Extracted records

--- start ---

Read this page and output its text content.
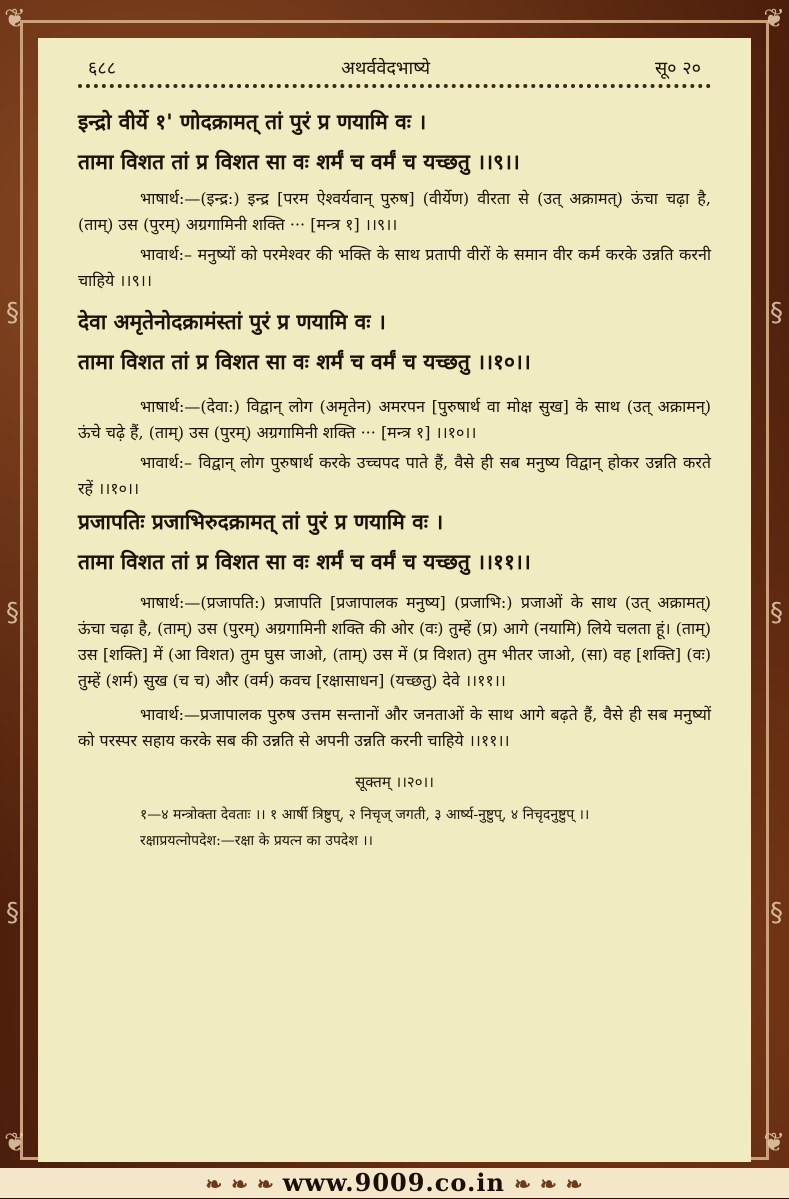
❦	❦
❦	❦
§
§
§
§
§
§
६८८	अथर्ववेदभाष्ये	सू० २०

इन्द्रो वीर्ये १' णोदक्रामत् तां पुरं प्र णयामि वः ।

तामा विशत तां प्र विशत सा वः शर्मं च वर्मं च यच्छतु ।।९।।

भाषार्थ:—(इन्द्र:) इन्द्र [परम ऐश्वर्यवान् पुरुष] (वीर्येण) वीरता से (उत् अक्रामत्) ऊंचा चढ़ा है, (ताम्) उस (पुरम्) अग्रगामिनी शक्ति ··· [मन्त्र १] ।।९।।

भावार्थ:– मनुष्यों को परमेश्वर की भक्ति के साथ प्रतापी वीरों के समान वीर कर्म करके उन्नति करनी चाहिये ।।९।।

देवा अमृतेनोदक्रामंस्तां पुरं प्र णयामि वः ।

तामा विशत तां प्र विशत सा वः शर्मं च वर्मं च यच्छतु ।।१०।।

भाषार्थ:—(देवा:) विद्वान् लोग (अमृतेन) अमरपन [पुरुषार्थ वा मोक्ष सुख] के साथ (उत् अक्रामन्) ऊंचे चढ़े हैं, (ताम्) उस (पुरम्) अग्रगामिनी शक्ति ··· [मन्त्र १] ।।१०।।

भावार्थ:– विद्वान् लोग पुरुषार्थ करके उच्चपद पाते हैं, वैसे ही सब मनुष्य विद्वान् होकर उन्नति करते रहें ।।१०।।

प्रजापतिः प्रजाभिरुदक्रामत् तां पुरं प्र णयामि वः ।

तामा विशत तां प्र विशत सा वः शर्मं च वर्मं च यच्छतु ।।११।।

भाषार्थ:—(प्रजापति:) प्रजापति [प्रजापालक मनुष्य] (प्रजाभि:) प्रजाओं के साथ (उत् अक्रामत्) ऊंचा चढ़ा है, (ताम्) उस (पुरम्) अग्रगामिनी शक्ति की ओर (वः) तुम्हें (प्र) आगे (नयामि) लिये चलता हूं। (ताम्) उस [शक्ति] में (आ विशत) तुम घुस जाओ, (ताम्) उस में (प्र विशत) तुम भीतर जाओ, (सा) वह [शक्ति] (वः) तुम्हें (शर्म) सुख (च च) और (वर्म) कवच [रक्षासाधन] (यच्छतु) देवे ।।११।।

भावार्थ:—प्रजापालक पुरुष उत्तम सन्तानों और जनताओं के साथ आगे बढ़ते हैं, वैसे ही सब मनुष्यों को परस्पर सहाय करके सब की उन्नति से अपनी उन्नति करनी चाहिये ।।११।।

सूक्तम् ।।२०।।

१—४ मन्त्रोक्ता देवताः ।। १ आर्षी त्रिष्टुप्, २ निचृज् जगती, ३ आर्ष्य-नुष्टुप्, ४ निचृदनुष्टुप् ।।

रक्षाप्रयत्नोपदेश:—रक्षा के प्रयत्न का उपदेश ।।

❧ ❧ ❧ www.9009.co.in ❧ ❧ ❧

--- end ---

▸ INSTRUCTION
Repeat each entry exactly. Pictures do not belong in the copy.

▸ WORKED SOLUTION
Read this page and output its text content.
❦	❦
❦	❦
§
§
§
§
§
§
६८८	अथर्ववेदभाष्ये	सू० २०

इन्द्रो वीर्ये १' णोदक्रामत् तां पुरं प्र णयामि वः ।

तामा विशत तां प्र विशत सा वः शर्मं च वर्मं च यच्छतु ।।९।।

भाषार्थ:—(इन्द्र:) इन्द्र [परम ऐश्वर्यवान् पुरुष] (वीर्येण) वीरता से (उत् अक्रामत्) ऊंचा चढ़ा है, (ताम्) उस (पुरम्) अग्रगामिनी शक्ति ··· [मन्त्र १] ।।९।।

भावार्थ:– मनुष्यों को परमेश्वर की भक्ति के साथ प्रतापी वीरों के समान वीर कर्म करके उन्नति करनी चाहिये ।।९।।

देवा अमृतेनोदक्रामंस्तां पुरं प्र णयामि वः ।

तामा विशत तां प्र विशत सा वः शर्मं च वर्मं च यच्छतु ।।१०।।

भाषार्थ:—(देवा:) विद्वान् लोग (अमृतेन) अमरपन [पुरुषार्थ वा मोक्ष सुख] के साथ (उत् अक्रामन्) ऊंचे चढ़े हैं, (ताम्) उस (पुरम्) अग्रगामिनी शक्ति ··· [मन्त्र १] ।।१०।।

भावार्थ:– विद्वान् लोग पुरुषार्थ करके उच्चपद पाते हैं, वैसे ही सब मनुष्य विद्वान् होकर उन्नति करते रहें ।।१०।।

प्रजापतिः प्रजाभिरुदक्रामत् तां पुरं प्र णयामि वः ।

तामा विशत तां प्र विशत सा वः शर्मं च वर्मं च यच्छतु ।।११।।

भाषार्थ:—(प्रजापति:) प्रजापति [प्रजापालक मनुष्य] (प्रजाभि:) प्रजाओं के साथ (उत् अक्रामत्) ऊंचा चढ़ा है, (ताम्) उस (पुरम्) अग्रगामिनी शक्ति की ओर (वः) तुम्हें (प्र) आगे (नयामि) लिये चलता हूं। (ताम्) उस [शक्ति] में (आ विशत) तुम घुस जाओ, (ताम्) उस में (प्र विशत) तुम भीतर जाओ, (सा) वह [शक्ति] (वः) तुम्हें (शर्म) सुख (च च) और (वर्म) कवच [रक्षासाधन] (यच्छतु) देवे ।।११।।

भावार्थ:—प्रजापालक पुरुष उत्तम सन्तानों और जनताओं के साथ आगे बढ़ते हैं, वैसे ही सब मनुष्यों को परस्पर सहाय करके सब की उन्नति से अपनी उन्नति करनी चाहिये ।।११।।

सूक्तम् ।।२०।।

१—४ मन्त्रोक्ता देवताः ।। १ आर्षी त्रिष्टुप्, २ निचृज् जगती, ३ आर्ष्य-नुष्टुप्, ४ निचृदनुष्टुप् ।।

रक्षाप्रयत्नोपदेश:—रक्षा के प्रयत्न का उपदेश ।।

❧ ❧ ❧ www.9009.co.in ❧ ❧ ❧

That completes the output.